Job
Repeat the listing exactly as given, omitting every image.

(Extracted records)
-=-=-=-=-

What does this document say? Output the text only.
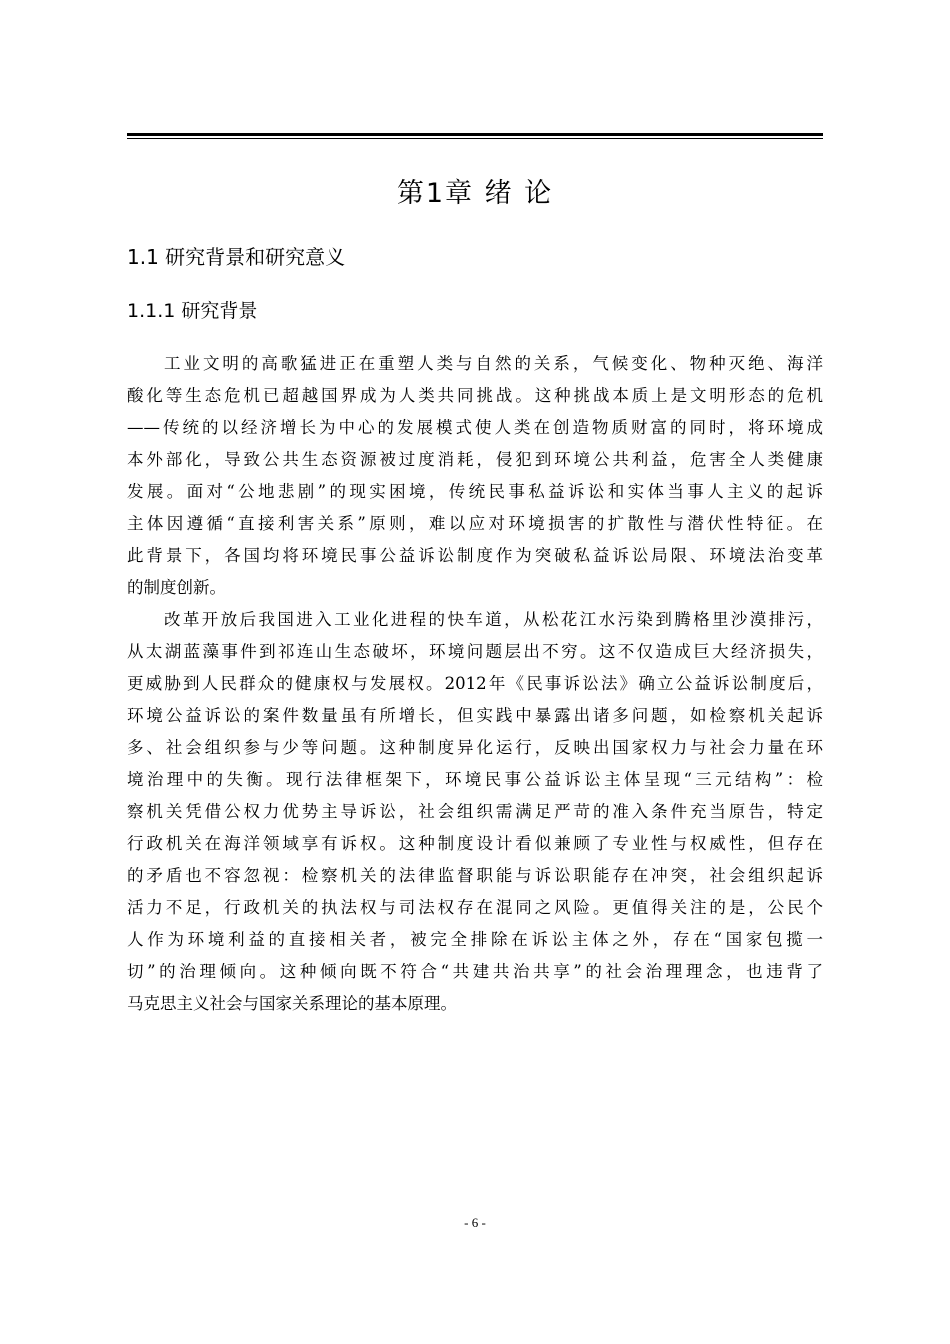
第1章 绪 论
1.1 研究背景和研究意义
1.1.1 研究背景
工业文明的高歌猛进正在重塑人类与自然的关系，气候变化、物种灭绝、海洋
酸化等生态危机已超越国界成为人类共同挑战。这种挑战本质上是文明形态的危机
——传统的以经济增长为中心的发展模式使人类在创造物质财富的同时，将环境成
本外部化，导致公共生态资源被过度消耗，侵犯到环境公共利益，危害全人类健康
发展。面对“公地悲剧”的现实困境，传统民事私益诉讼和实体当事人主义的起诉
主体因遵循“直接利害关系”原则，难以应对环境损害的扩散性与潜伏性特征。在
此背景下，各国均将环境民事公益诉讼制度作为突破私益诉讼局限、环境法治变革
的制度创新。
改革开放后我国进入工业化进程的快车道，从松花江水污染到腾格里沙漠排污，
从太湖蓝藻事件到祁连山生态破坏，环境问题层出不穷。这不仅造成巨大经济损失，
更威胁到人民群众的健康权与发展权。2012年《民事诉讼法》确立公益诉讼制度后，
环境公益诉讼的案件数量虽有所增长，但实践中暴露出诸多问题，如检察机关起诉
多、社会组织参与少等问题。这种制度异化运行，反映出国家权力与社会力量在环
境治理中的失衡。现行法律框架下，环境民事公益诉讼主体呈现“三元结构”：检
察机关凭借公权力优势主导诉讼，社会组织需满足严苛的准入条件充当原告，特定
行政机关在海洋领域享有诉权。这种制度设计看似兼顾了专业性与权威性，但存在
的矛盾也不容忽视：检察机关的法律监督职能与诉讼职能存在冲突，社会组织起诉
活力不足，行政机关的执法权与司法权存在混同之风险。更值得关注的是，公民个
人作为环境利益的直接相关者，被完全排除在诉讼主体之外，存在“国家包揽一
切”的治理倾向。这种倾向既不符合“共建共治共享”的社会治理理念，也违背了
马克思主义社会与国家关系理论的基本原理。
- 6 -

-=-=-=-=-

Solution to the problem
What does this document say? Output the text only.
第1章 绪 论
1.1 研究背景和研究意义
1.1.1 研究背景
工业文明的高歌猛进正在重塑人类与自然的关系，气候变化、物种灭绝、海洋
酸化等生态危机已超越国界成为人类共同挑战。这种挑战本质上是文明形态的危机
——传统的以经济增长为中心的发展模式使人类在创造物质财富的同时，将环境成
本外部化，导致公共生态资源被过度消耗，侵犯到环境公共利益，危害全人类健康
发展。面对“公地悲剧”的现实困境，传统民事私益诉讼和实体当事人主义的起诉
主体因遵循“直接利害关系”原则，难以应对环境损害的扩散性与潜伏性特征。在
此背景下，各国均将环境民事公益诉讼制度作为突破私益诉讼局限、环境法治变革
的制度创新。
改革开放后我国进入工业化进程的快车道，从松花江水污染到腾格里沙漠排污，
从太湖蓝藻事件到祁连山生态破坏，环境问题层出不穷。这不仅造成巨大经济损失，
更威胁到人民群众的健康权与发展权。2012年《民事诉讼法》确立公益诉讼制度后，
环境公益诉讼的案件数量虽有所增长，但实践中暴露出诸多问题，如检察机关起诉
多、社会组织参与少等问题。这种制度异化运行，反映出国家权力与社会力量在环
境治理中的失衡。现行法律框架下，环境民事公益诉讼主体呈现“三元结构”：检
察机关凭借公权力优势主导诉讼，社会组织需满足严苛的准入条件充当原告，特定
行政机关在海洋领域享有诉权。这种制度设计看似兼顾了专业性与权威性，但存在
的矛盾也不容忽视：检察机关的法律监督职能与诉讼职能存在冲突，社会组织起诉
活力不足，行政机关的执法权与司法权存在混同之风险。更值得关注的是，公民个
人作为环境利益的直接相关者，被完全排除在诉讼主体之外，存在“国家包揽一
切”的治理倾向。这种倾向既不符合“共建共治共享”的社会治理理念，也违背了
马克思主义社会与国家关系理论的基本原理。
- 6 -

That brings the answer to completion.